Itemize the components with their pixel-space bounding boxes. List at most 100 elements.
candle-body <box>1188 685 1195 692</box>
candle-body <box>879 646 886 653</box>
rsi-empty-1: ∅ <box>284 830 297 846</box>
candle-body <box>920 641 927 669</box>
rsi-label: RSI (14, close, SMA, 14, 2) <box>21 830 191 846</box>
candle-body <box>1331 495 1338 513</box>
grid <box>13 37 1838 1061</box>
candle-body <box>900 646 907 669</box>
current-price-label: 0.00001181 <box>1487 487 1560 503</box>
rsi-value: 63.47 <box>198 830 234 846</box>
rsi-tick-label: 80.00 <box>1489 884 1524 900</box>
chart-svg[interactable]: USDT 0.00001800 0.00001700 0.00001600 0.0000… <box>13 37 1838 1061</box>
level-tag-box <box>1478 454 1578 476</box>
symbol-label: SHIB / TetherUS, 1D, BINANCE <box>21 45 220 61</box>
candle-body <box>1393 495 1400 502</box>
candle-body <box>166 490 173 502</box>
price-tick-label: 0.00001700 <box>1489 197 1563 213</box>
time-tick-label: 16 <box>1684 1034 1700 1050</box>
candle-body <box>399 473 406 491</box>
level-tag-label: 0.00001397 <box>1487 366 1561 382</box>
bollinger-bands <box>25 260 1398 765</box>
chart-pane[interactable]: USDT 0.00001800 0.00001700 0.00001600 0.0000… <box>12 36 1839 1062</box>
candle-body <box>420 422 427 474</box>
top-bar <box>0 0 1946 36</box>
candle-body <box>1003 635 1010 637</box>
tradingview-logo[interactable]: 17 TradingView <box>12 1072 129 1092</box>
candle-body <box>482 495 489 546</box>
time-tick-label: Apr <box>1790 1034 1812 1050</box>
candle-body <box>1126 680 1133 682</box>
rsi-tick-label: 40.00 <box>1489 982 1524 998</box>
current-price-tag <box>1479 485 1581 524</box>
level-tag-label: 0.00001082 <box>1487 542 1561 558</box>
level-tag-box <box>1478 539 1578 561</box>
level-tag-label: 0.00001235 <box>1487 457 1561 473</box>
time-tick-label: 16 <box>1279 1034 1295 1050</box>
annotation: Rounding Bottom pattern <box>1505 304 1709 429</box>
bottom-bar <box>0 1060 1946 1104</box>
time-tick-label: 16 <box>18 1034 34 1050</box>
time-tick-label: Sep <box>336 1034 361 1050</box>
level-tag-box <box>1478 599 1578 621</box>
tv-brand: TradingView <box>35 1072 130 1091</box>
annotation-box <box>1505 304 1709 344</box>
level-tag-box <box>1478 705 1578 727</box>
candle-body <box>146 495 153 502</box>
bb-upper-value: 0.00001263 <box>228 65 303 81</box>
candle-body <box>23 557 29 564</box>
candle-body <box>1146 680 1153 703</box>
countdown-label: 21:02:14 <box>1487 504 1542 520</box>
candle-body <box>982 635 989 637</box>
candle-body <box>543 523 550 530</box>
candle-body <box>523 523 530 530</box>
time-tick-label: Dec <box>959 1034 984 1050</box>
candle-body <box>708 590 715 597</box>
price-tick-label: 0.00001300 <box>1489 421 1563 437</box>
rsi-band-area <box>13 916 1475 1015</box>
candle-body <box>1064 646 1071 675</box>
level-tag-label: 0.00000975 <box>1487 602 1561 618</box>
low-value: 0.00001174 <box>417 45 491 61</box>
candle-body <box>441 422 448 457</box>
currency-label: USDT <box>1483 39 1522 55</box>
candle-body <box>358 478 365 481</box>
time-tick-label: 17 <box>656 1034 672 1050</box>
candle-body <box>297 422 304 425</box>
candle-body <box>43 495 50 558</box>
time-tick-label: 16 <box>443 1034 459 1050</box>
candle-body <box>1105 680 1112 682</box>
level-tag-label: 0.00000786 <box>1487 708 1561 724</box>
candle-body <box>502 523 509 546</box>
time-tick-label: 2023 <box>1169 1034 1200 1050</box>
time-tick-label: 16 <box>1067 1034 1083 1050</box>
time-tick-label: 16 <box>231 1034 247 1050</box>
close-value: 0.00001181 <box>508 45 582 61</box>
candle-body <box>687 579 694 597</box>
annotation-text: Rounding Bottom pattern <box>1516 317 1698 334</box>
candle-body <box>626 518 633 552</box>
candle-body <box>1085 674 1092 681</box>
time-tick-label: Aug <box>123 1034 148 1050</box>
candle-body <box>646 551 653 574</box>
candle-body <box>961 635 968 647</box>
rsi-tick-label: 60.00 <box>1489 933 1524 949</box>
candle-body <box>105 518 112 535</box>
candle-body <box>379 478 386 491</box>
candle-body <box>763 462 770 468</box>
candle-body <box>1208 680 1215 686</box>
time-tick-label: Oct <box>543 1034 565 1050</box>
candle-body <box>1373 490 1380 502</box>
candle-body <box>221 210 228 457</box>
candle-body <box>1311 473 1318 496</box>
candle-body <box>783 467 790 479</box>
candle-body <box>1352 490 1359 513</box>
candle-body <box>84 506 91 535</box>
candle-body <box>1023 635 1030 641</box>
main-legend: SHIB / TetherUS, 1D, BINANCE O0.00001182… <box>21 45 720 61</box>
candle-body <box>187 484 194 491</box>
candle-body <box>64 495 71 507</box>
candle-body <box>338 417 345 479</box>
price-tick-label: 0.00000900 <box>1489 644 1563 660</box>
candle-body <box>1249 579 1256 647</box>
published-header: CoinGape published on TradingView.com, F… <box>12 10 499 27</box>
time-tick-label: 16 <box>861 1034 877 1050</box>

**TASK BRIEF:**
Copy the lines above, from the first one through the line containing "candle-body <box>1003 635 1010 637</box>", both included.

**OUTPUT OF THE TASK:**
Itemize the components with their pixel-space bounding boxes. List at most 100 elements.
candle-body <box>1188 685 1195 692</box>
candle-body <box>879 646 886 653</box>
rsi-empty-1: ∅ <box>284 830 297 846</box>
candle-body <box>920 641 927 669</box>
rsi-label: RSI (14, close, SMA, 14, 2) <box>21 830 191 846</box>
candle-body <box>1331 495 1338 513</box>
grid <box>13 37 1838 1061</box>
candle-body <box>900 646 907 669</box>
current-price-label: 0.00001181 <box>1487 487 1560 503</box>
rsi-value: 63.47 <box>198 830 234 846</box>
rsi-tick-label: 80.00 <box>1489 884 1524 900</box>
chart-svg[interactable]: USDT 0.00001800 0.00001700 0.00001600 0.0000… <box>13 37 1838 1061</box>
level-tag-box <box>1478 454 1578 476</box>
symbol-label: SHIB / TetherUS, 1D, BINANCE <box>21 45 220 61</box>
candle-body <box>1393 495 1400 502</box>
candle-body <box>166 490 173 502</box>
price-tick-label: 0.00001700 <box>1489 197 1563 213</box>
time-tick-label: 16 <box>1684 1034 1700 1050</box>
candle-body <box>399 473 406 491</box>
level-tag-label: 0.00001397 <box>1487 366 1561 382</box>
bollinger-bands <box>25 260 1398 765</box>
chart-pane[interactable]: USDT 0.00001800 0.00001700 0.00001600 0.0000… <box>12 36 1839 1062</box>
candle-body <box>420 422 427 474</box>
top-bar <box>0 0 1946 36</box>
candle-body <box>1003 635 1010 637</box>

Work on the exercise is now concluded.